Written exercise
Looking through the listing, how many of its lines hold the word "outcomes"? Answer with only the number.

(Source data)
---*---
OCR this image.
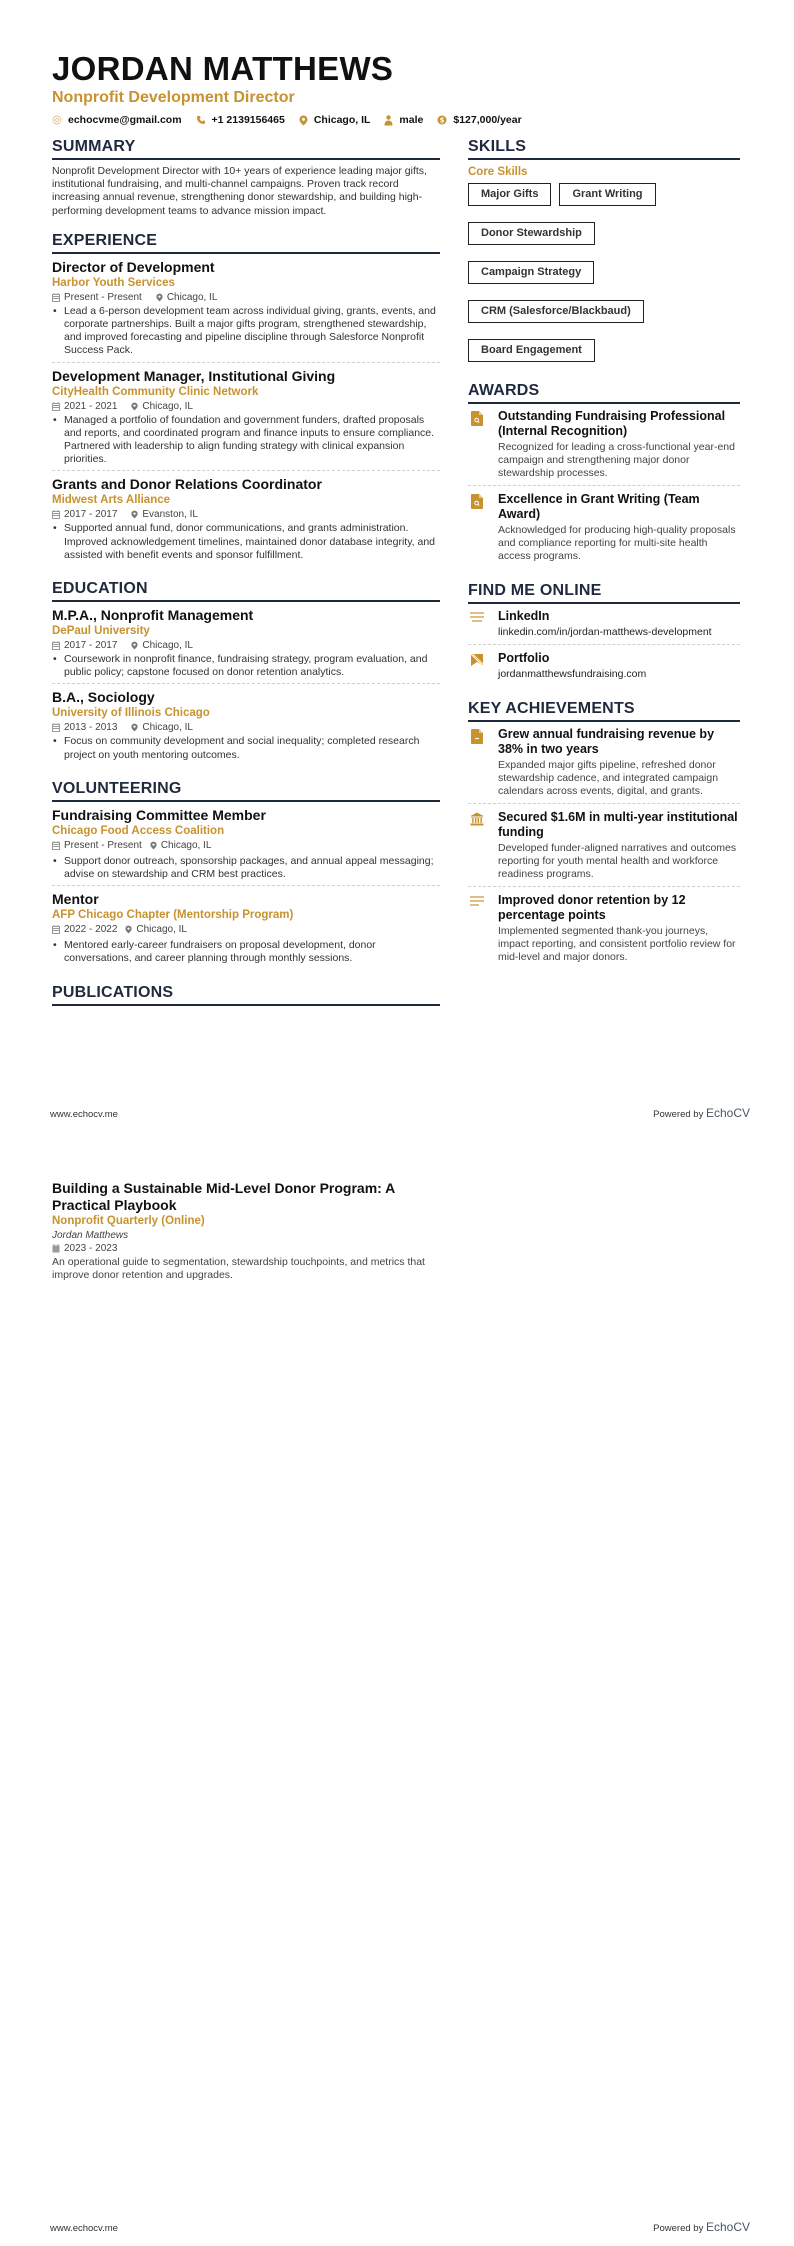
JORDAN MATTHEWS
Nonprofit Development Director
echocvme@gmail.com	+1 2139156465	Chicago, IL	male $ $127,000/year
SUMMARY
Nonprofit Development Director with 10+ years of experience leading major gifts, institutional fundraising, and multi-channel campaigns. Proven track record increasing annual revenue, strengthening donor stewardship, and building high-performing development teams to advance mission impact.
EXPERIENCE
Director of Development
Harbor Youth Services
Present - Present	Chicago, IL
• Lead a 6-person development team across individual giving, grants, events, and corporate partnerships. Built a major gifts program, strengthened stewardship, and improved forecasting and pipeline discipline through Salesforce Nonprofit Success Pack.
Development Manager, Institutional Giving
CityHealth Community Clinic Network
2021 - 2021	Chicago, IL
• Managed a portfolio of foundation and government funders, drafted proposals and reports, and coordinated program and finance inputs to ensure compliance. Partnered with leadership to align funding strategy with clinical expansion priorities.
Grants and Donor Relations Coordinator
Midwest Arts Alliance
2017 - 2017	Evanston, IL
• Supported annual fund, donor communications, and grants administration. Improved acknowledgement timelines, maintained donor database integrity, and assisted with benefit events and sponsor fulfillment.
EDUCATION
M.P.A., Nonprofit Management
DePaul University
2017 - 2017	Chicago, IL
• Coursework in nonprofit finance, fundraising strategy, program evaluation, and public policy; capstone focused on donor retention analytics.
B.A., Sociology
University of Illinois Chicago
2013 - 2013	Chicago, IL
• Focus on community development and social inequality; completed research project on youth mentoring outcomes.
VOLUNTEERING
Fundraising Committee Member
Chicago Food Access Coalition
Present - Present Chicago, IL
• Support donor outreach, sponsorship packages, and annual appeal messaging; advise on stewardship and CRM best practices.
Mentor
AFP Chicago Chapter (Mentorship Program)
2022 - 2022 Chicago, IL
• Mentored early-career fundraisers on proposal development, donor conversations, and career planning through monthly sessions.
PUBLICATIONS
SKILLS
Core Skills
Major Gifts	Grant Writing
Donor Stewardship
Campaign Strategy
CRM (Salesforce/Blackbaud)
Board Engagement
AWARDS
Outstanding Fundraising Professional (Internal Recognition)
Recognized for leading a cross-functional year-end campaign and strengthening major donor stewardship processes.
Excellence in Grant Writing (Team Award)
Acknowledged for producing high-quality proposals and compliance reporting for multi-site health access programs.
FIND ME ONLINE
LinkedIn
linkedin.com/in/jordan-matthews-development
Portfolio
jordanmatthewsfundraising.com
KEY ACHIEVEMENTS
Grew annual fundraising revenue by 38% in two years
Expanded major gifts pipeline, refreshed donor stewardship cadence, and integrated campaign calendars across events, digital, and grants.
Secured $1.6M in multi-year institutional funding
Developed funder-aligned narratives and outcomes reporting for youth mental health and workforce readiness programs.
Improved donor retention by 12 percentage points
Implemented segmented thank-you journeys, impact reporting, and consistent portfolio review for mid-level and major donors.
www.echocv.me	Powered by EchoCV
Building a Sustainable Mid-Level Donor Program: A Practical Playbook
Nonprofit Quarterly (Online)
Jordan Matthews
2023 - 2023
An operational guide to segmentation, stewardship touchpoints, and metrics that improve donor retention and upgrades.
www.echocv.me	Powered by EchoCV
---*---
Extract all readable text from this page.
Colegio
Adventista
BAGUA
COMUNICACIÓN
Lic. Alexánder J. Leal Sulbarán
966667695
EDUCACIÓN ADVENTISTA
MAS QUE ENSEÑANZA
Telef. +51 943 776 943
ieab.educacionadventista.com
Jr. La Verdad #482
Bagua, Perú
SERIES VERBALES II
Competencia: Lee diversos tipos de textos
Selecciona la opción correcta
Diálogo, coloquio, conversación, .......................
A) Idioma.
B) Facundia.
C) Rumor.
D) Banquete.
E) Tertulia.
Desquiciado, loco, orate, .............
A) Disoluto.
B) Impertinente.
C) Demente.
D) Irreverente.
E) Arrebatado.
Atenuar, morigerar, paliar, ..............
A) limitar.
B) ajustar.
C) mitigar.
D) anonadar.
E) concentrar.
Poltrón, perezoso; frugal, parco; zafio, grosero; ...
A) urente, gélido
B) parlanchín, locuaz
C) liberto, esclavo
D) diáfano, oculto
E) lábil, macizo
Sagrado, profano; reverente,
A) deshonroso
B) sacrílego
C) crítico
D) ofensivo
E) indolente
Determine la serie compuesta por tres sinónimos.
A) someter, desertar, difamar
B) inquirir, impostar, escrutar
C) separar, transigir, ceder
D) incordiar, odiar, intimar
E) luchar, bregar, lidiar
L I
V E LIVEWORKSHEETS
---*---
Response below
2